--- TASK OBJECTIVE ---
Identify all lines below that hold "ylabel" and collect them.

------ DATA RECORDS

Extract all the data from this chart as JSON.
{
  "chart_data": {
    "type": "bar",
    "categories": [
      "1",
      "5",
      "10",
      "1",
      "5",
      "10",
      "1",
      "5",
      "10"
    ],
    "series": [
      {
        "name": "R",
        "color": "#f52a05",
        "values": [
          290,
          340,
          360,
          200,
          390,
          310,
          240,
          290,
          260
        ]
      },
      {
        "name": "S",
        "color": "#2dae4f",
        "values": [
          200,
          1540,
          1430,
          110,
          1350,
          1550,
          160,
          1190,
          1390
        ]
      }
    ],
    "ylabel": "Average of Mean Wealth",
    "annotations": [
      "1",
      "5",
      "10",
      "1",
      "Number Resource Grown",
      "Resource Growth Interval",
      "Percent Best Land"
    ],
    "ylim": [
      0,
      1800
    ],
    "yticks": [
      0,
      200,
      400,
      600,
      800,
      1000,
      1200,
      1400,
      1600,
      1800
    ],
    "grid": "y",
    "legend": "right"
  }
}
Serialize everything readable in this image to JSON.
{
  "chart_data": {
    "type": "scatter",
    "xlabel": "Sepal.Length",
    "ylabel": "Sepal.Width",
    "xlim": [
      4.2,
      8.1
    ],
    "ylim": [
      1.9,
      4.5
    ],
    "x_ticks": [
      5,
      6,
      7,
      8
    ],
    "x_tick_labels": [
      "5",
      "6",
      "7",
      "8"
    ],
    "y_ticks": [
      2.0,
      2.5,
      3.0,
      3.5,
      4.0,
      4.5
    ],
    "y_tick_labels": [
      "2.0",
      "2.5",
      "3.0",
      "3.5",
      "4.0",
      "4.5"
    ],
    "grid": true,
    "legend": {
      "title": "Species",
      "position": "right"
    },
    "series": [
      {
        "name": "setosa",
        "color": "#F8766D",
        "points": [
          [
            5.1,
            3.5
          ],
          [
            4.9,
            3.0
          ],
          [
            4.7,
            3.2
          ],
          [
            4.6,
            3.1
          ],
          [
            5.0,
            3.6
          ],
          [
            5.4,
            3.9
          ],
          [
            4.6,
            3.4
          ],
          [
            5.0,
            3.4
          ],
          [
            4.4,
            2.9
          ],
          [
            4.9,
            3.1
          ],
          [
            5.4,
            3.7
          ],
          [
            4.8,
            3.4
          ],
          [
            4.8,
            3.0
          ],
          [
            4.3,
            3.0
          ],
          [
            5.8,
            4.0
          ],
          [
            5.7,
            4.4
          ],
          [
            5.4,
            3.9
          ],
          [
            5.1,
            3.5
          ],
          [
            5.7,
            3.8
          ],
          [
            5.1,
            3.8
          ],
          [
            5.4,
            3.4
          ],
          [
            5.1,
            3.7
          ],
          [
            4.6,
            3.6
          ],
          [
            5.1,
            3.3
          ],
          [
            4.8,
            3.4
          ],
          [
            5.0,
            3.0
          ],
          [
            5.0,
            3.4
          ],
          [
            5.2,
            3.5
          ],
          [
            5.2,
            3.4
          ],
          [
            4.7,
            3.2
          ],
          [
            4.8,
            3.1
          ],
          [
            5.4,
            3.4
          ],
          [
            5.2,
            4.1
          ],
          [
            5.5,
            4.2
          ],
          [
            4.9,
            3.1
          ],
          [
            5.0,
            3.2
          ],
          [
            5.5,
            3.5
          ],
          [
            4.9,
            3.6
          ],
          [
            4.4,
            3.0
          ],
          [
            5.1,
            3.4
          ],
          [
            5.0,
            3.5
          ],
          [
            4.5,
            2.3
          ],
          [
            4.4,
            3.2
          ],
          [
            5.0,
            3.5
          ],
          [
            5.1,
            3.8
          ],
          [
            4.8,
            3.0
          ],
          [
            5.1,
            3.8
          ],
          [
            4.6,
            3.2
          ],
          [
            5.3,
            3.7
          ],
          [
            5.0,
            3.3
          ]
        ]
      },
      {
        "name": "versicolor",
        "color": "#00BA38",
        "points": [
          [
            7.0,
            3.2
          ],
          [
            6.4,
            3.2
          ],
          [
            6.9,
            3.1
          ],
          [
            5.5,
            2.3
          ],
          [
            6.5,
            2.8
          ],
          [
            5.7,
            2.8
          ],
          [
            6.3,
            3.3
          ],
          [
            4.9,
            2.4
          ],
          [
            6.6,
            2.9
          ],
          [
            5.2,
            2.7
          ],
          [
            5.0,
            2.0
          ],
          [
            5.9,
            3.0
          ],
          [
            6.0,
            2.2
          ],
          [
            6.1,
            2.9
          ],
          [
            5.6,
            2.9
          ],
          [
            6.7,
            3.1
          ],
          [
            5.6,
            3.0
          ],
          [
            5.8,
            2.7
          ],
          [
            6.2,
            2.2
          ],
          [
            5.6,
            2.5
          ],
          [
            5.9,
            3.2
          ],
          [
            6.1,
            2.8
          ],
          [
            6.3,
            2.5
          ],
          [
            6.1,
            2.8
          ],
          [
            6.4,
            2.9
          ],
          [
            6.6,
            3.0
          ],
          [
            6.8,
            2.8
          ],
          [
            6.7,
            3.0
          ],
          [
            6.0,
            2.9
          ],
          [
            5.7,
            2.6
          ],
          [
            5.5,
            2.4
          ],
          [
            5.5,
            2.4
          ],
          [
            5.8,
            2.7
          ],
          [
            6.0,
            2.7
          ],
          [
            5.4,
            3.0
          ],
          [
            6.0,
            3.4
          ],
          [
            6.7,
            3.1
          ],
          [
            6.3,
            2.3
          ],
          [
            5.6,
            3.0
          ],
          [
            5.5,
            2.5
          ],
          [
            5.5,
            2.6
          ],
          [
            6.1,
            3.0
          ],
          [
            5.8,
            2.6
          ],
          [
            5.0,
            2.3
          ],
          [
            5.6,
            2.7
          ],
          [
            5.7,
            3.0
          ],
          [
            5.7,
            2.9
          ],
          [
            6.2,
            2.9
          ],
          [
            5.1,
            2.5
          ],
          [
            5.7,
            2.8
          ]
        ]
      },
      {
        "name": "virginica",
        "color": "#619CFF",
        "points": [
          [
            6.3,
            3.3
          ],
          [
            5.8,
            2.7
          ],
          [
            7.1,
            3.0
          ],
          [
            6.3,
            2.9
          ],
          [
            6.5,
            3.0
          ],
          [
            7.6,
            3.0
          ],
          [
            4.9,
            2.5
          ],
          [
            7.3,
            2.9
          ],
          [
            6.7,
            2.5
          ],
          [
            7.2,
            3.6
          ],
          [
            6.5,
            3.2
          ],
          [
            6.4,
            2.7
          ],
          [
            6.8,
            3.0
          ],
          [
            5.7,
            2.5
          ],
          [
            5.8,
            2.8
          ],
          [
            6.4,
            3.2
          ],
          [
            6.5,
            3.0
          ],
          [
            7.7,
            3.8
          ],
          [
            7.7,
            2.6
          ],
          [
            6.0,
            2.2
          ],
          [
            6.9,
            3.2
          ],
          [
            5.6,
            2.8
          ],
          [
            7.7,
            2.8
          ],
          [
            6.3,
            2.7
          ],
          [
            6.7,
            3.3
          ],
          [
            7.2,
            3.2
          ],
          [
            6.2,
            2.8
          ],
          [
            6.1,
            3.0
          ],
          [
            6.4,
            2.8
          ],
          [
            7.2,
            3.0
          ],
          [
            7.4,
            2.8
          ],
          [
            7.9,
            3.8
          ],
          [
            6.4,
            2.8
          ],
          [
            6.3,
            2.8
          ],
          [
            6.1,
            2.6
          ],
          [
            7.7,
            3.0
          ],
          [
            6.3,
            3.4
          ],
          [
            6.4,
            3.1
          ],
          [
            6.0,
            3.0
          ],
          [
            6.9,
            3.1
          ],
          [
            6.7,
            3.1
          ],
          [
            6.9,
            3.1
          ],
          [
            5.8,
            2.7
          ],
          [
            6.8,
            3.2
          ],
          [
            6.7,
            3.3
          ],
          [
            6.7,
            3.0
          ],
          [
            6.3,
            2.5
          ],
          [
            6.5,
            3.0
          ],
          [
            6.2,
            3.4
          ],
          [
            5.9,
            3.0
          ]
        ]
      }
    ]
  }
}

------------

--- WRITTEN REPLY ---
    "ylabel": "Average of Mean Wealth",
    "ylabel": "Sepal.Width",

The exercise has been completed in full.